→ Work required
Copy out every line in the entries below that includes "Donald".

==== Rows ====

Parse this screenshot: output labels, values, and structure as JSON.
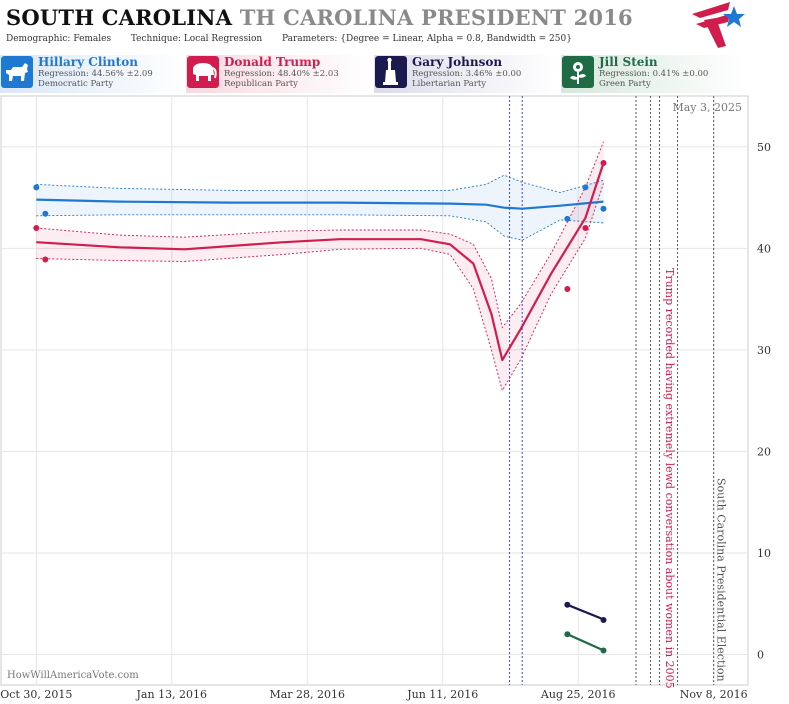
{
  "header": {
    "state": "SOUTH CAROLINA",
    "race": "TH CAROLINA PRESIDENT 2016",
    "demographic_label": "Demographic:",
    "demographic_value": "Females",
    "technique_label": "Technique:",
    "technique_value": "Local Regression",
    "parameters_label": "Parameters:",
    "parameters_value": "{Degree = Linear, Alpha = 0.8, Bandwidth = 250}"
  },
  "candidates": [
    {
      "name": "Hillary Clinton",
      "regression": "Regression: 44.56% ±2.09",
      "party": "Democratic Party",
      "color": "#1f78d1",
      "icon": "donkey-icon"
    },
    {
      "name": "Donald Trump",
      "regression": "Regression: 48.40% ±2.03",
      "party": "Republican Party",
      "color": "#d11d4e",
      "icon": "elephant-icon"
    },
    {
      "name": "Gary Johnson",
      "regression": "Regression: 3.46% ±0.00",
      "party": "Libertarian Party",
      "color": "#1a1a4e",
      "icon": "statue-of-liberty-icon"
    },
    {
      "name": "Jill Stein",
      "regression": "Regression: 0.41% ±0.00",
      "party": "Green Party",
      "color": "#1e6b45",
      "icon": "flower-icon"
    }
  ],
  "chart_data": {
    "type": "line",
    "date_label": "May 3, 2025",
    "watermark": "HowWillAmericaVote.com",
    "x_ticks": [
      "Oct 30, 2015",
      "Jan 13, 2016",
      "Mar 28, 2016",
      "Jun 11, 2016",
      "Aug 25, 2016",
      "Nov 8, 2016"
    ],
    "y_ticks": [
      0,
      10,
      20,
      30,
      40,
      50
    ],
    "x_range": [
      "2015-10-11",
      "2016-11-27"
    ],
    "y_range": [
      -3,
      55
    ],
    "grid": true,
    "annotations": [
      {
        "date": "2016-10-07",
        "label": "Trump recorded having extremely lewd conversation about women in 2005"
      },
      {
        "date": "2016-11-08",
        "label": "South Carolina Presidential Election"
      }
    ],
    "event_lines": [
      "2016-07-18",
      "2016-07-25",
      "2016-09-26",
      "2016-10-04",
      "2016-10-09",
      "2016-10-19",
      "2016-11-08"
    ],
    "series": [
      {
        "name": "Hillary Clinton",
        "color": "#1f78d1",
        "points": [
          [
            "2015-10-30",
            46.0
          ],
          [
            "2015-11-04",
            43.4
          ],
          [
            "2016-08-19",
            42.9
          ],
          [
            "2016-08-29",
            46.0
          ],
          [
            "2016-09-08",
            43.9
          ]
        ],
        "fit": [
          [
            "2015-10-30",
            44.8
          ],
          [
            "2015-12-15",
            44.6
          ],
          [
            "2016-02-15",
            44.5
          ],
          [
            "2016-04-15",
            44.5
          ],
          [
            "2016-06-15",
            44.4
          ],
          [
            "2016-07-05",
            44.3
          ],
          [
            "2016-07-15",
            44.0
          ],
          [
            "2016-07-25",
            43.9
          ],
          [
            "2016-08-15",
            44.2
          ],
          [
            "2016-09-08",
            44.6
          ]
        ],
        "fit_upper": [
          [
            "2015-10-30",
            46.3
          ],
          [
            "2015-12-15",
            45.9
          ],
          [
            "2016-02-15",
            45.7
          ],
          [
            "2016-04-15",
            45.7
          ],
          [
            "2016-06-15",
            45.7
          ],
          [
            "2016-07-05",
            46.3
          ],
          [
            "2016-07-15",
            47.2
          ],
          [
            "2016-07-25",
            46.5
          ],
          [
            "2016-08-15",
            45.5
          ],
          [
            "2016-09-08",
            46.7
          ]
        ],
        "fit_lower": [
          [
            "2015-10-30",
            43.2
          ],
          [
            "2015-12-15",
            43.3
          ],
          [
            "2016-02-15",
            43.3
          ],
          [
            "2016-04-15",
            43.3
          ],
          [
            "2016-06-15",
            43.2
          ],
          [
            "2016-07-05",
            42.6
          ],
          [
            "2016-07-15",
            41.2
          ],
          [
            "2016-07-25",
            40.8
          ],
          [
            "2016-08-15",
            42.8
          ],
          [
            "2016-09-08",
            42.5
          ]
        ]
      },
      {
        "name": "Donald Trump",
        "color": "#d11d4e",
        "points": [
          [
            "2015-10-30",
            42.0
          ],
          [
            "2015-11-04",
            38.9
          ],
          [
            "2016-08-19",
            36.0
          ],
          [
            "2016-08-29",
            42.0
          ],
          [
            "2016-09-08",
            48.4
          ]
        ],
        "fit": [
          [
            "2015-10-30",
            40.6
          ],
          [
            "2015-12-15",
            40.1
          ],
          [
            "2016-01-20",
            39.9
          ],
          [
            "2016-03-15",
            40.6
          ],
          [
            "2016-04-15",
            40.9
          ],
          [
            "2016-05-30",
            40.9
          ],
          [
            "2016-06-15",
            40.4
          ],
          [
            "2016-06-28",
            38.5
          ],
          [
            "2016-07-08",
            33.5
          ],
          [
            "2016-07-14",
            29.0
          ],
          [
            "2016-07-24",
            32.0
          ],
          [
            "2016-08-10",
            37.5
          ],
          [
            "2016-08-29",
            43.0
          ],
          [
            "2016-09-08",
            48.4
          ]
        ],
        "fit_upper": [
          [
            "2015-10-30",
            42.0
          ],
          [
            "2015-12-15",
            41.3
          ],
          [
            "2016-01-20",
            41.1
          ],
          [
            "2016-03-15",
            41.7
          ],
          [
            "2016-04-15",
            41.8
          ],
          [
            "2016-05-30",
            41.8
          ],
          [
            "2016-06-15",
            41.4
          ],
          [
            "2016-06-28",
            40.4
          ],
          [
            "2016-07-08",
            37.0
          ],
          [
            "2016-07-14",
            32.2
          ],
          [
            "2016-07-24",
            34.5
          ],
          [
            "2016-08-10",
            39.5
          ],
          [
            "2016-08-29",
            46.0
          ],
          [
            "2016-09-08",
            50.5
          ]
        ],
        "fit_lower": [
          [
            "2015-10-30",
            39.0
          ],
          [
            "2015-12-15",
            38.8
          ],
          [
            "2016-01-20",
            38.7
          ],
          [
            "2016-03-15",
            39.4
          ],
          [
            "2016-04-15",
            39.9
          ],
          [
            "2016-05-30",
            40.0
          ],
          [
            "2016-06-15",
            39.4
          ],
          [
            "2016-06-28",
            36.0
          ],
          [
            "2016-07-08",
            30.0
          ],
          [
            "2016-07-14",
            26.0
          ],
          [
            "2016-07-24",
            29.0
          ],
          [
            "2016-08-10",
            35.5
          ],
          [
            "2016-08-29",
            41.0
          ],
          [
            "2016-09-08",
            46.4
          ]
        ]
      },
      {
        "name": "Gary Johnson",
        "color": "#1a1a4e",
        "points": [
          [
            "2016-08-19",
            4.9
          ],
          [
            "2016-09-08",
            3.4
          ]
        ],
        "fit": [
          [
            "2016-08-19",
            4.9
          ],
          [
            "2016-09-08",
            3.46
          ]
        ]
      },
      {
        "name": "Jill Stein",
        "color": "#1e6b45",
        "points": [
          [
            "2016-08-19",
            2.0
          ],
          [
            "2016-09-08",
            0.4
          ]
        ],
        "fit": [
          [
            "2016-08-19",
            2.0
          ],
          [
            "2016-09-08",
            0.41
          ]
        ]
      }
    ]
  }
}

====
==== Rows ====

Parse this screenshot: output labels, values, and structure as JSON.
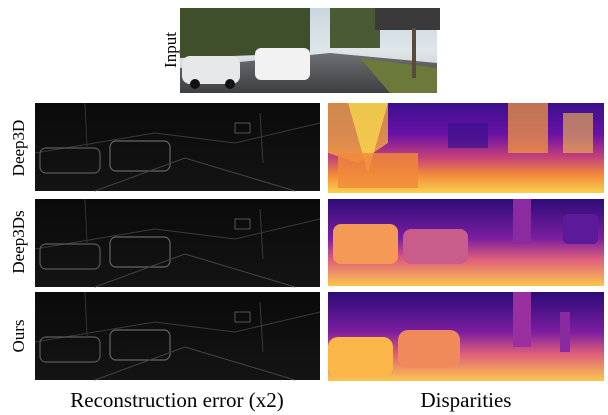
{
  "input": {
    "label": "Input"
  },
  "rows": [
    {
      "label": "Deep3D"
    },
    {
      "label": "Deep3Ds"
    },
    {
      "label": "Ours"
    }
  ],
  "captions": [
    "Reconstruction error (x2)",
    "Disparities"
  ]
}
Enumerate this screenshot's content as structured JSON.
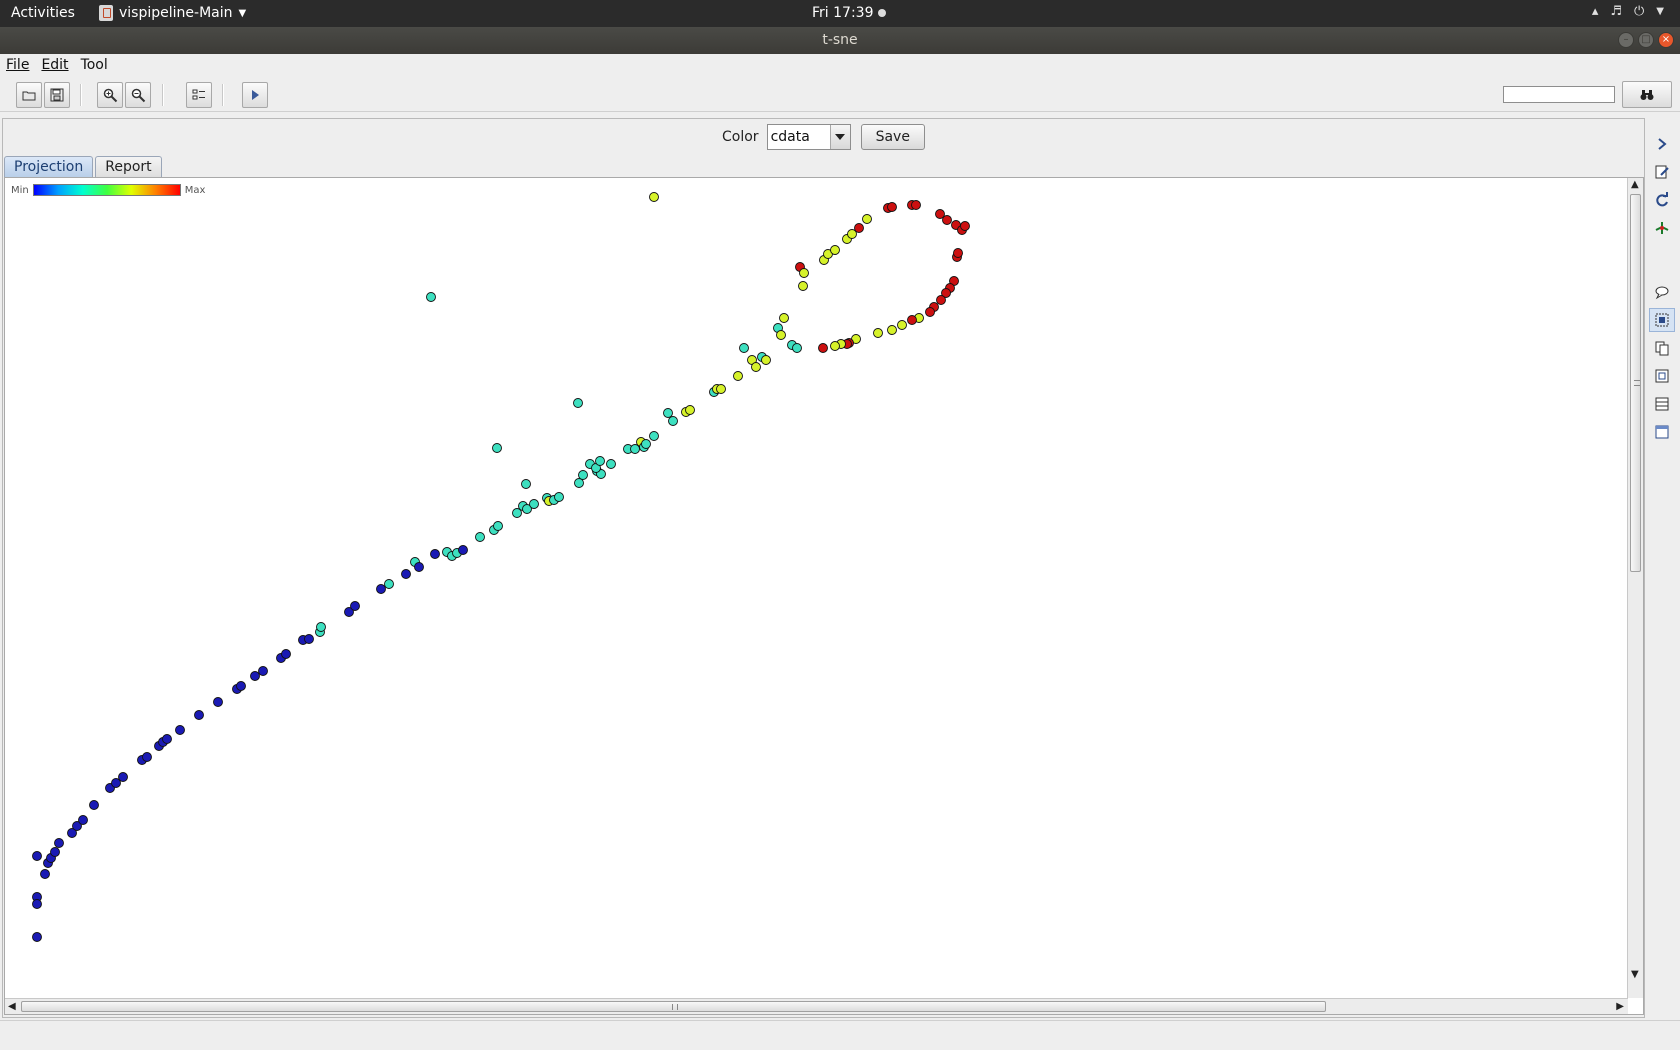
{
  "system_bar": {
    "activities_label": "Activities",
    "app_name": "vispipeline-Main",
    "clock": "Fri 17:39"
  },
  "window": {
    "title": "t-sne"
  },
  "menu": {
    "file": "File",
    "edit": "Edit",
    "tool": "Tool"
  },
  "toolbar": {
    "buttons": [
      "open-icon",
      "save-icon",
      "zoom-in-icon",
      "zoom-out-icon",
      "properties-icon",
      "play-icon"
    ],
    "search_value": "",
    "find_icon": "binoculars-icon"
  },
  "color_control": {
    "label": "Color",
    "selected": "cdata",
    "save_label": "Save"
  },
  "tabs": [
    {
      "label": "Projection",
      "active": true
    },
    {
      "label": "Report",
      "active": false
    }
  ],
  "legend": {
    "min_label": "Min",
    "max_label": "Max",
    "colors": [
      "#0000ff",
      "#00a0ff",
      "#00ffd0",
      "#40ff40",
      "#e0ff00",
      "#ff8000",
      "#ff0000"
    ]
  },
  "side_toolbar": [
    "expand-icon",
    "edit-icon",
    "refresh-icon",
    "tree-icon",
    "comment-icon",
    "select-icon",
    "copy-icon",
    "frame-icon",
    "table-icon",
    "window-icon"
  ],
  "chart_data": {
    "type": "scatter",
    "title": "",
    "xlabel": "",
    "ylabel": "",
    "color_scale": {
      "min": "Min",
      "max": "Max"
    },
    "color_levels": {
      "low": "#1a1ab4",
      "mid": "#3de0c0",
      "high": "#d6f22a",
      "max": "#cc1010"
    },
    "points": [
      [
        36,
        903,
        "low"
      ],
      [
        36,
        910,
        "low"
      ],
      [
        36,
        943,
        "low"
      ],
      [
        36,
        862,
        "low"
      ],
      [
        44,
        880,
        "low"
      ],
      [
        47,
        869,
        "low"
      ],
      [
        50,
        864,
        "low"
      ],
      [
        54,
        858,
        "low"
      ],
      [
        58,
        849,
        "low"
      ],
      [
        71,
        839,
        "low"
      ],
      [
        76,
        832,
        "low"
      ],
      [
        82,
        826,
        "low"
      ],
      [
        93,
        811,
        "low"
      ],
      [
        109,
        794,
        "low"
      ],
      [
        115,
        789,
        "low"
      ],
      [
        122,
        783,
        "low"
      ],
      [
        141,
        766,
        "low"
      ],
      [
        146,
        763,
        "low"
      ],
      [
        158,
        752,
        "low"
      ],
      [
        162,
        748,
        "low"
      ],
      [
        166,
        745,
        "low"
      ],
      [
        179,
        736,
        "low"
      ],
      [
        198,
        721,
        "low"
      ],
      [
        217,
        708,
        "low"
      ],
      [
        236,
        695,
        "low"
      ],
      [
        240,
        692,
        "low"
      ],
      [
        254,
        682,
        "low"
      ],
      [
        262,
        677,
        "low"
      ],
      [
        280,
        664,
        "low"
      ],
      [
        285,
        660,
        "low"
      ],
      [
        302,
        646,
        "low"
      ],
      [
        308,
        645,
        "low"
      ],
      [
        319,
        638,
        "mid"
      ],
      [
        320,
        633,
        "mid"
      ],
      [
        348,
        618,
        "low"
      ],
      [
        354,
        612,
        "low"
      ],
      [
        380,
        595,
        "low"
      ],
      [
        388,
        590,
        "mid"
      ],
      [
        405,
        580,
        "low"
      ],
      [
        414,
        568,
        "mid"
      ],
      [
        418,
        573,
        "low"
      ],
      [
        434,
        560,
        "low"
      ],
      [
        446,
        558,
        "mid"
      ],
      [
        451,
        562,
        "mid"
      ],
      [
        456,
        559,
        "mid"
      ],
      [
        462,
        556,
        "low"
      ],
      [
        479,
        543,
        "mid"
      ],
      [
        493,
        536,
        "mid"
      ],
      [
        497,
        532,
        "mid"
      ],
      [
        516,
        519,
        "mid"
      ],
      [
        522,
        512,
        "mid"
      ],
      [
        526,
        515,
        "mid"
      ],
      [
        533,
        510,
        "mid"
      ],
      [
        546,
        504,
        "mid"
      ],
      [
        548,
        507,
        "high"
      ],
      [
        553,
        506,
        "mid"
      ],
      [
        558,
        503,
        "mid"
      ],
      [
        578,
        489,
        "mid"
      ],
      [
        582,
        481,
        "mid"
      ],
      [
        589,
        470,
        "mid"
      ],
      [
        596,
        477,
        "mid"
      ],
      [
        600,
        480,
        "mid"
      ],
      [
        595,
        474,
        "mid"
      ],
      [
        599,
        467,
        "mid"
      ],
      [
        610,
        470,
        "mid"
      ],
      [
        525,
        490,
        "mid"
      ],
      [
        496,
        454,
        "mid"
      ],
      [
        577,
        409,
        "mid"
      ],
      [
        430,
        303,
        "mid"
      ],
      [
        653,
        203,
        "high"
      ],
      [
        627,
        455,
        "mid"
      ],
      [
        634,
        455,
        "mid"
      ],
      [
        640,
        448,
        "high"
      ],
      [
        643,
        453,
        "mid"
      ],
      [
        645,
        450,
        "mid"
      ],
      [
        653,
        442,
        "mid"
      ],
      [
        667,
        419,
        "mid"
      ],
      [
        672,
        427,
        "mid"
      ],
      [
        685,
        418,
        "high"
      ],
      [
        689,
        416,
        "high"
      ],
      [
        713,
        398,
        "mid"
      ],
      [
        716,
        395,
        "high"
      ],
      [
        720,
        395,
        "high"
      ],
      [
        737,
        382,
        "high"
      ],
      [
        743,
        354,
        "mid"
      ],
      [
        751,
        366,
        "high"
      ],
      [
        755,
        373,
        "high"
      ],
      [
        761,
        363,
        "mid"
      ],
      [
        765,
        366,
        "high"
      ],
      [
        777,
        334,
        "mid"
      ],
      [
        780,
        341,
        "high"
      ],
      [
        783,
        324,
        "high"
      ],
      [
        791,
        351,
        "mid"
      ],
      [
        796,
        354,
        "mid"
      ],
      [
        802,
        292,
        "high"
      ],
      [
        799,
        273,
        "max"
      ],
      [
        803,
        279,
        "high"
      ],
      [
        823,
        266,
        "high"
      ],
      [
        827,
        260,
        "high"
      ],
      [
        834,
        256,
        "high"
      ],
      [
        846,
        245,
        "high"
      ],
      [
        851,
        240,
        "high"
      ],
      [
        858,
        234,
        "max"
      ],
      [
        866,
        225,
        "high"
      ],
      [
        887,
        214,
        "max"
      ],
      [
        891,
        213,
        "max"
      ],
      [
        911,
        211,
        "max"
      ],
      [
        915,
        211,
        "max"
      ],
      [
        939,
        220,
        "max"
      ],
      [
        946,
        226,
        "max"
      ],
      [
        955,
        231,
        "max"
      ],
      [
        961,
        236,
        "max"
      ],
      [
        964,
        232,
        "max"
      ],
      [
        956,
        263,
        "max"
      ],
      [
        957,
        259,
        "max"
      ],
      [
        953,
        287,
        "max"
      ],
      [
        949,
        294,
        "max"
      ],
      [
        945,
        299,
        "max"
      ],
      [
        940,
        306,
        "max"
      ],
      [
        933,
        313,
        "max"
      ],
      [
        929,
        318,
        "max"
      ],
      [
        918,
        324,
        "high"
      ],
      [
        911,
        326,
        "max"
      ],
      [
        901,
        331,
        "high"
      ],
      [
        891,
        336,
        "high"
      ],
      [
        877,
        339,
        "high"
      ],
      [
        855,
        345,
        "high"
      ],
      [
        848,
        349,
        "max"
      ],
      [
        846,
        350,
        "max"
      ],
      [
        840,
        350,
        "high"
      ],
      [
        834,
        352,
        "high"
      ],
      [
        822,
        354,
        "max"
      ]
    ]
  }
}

====

→ Output below
      "name": "Donald Trump",
        "name": "Donald Trump",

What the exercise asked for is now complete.